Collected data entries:
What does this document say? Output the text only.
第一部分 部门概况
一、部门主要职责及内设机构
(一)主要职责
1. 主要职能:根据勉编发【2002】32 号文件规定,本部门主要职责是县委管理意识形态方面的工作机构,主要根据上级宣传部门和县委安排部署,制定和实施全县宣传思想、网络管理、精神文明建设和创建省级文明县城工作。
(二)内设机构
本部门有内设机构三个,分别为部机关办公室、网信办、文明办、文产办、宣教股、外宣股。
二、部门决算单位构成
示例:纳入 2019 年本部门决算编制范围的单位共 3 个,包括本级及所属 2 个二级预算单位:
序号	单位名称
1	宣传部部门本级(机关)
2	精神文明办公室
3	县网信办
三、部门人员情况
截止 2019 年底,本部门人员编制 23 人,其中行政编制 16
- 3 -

» Task:
Reproduce all of the data exactly as given.

» Complete output:
What does this document say? Output the text only.
第一部分 部门概况
一、部门主要职责及内设机构
(一)主要职责
1. 主要职能:根据勉编发【2002】32 号文件规定,本部门主要职责是县委管理意识形态方面的工作机构,主要根据上级宣传部门和县委安排部署,制定和实施全县宣传思想、网络管理、精神文明建设和创建省级文明县城工作。
(二)内设机构
本部门有内设机构三个,分别为部机关办公室、网信办、文明办、文产办、宣教股、外宣股。
二、部门决算单位构成
示例:纳入 2019 年本部门决算编制范围的单位共 3 个,包括本级及所属 2 个二级预算单位:
序号	单位名称
1	宣传部部门本级(机关)
2	精神文明办公室
3	县网信办
三、部门人员情况
截止 2019 年底,本部门人员编制 23 人,其中行政编制 16
- 3 -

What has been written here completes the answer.